■ To do
Pictures should be excluded; otherwise, copy every entry exactly.

▼▼▼

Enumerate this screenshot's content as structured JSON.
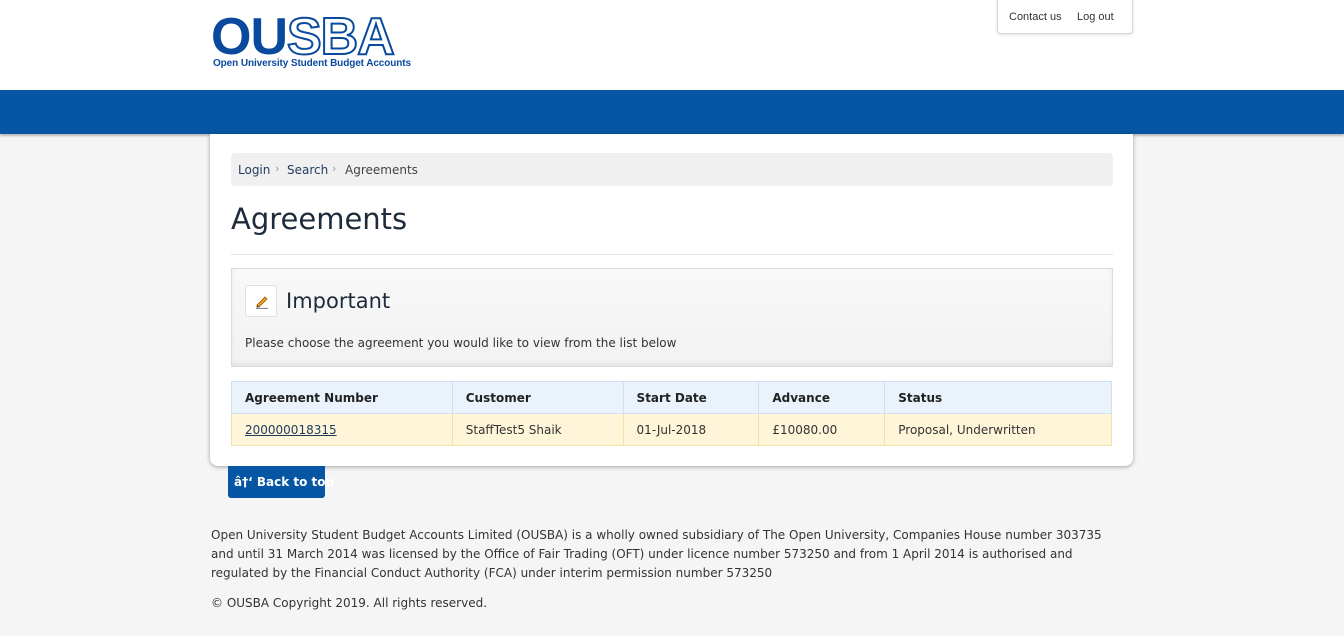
{
  "header": {
    "logo_main_ou": "OU",
    "logo_main_sba": "SBA",
    "logo_subtitle": "Open University Student Budget Accounts",
    "links": {
      "contact": "Contact us",
      "logout": "Log out"
    }
  },
  "breadcrumb": [
    "Login",
    "Search",
    "Agreements"
  ],
  "page_title": "Agreements",
  "notice": {
    "icon": "pencil-icon",
    "title": "Important",
    "text": "Please choose the agreement you would like to view from the list below"
  },
  "table": {
    "headers": [
      "Agreement Number",
      "Customer",
      "Start Date",
      "Advance",
      "Status"
    ],
    "rows": [
      [
        "200000018315",
        "StaffTest5 Shaik",
        "01-Jul-2018",
        "£10080.00",
        "Proposal, Underwritten"
      ]
    ]
  },
  "back_to_top": "â†‘ Back to top",
  "footer": {
    "legal": "Open University Student Budget Accounts Limited (OUSBA) is a wholly owned subsidiary of The Open University, Companies House number 303735 and until 31 March 2014 was licensed by the Office of Fair Trading (OFT) under licence number 573250 and from 1 April 2014 is authorised and regulated by the Financial Conduct Authority (FCA) under interim permission number 573250",
    "copyright": "© OUSBA Copyright 2019. All rights reserved."
  },
  "colors": {
    "brand_blue": "#0656a4",
    "logo_blue": "#0a4a9e",
    "table_header_bg": "#eaf3fb",
    "table_row_bg": "#fff6d9"
  }
}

▲▲▲

■ Reply
Enumerate this screenshot's content as structured JSON.
{
  "header": {
    "logo_main_ou": "OU",
    "logo_main_sba": "SBA",
    "logo_subtitle": "Open University Student Budget Accounts",
    "links": {
      "contact": "Contact us",
      "logout": "Log out"
    }
  },
  "breadcrumb": [
    "Login",
    "Search",
    "Agreements"
  ],
  "page_title": "Agreements",
  "notice": {
    "icon": "pencil-icon",
    "title": "Important",
    "text": "Please choose the agreement you would like to view from the list below"
  },
  "table": {
    "headers": [
      "Agreement Number",
      "Customer",
      "Start Date",
      "Advance",
      "Status"
    ],
    "rows": [
      [
        "200000018315",
        "StaffTest5 Shaik",
        "01-Jul-2018",
        "£10080.00",
        "Proposal, Underwritten"
      ]
    ]
  },
  "back_to_top": "â†‘ Back to top",
  "footer": {
    "legal": "Open University Student Budget Accounts Limited (OUSBA) is a wholly owned subsidiary of The Open University, Companies House number 303735 and until 31 March 2014 was licensed by the Office of Fair Trading (OFT) under licence number 573250 and from 1 April 2014 is authorised and regulated by the Financial Conduct Authority (FCA) under interim permission number 573250",
    "copyright": "© OUSBA Copyright 2019. All rights reserved."
  },
  "colors": {
    "brand_blue": "#0656a4",
    "logo_blue": "#0a4a9e",
    "table_header_bg": "#eaf3fb",
    "table_row_bg": "#fff6d9"
  }
}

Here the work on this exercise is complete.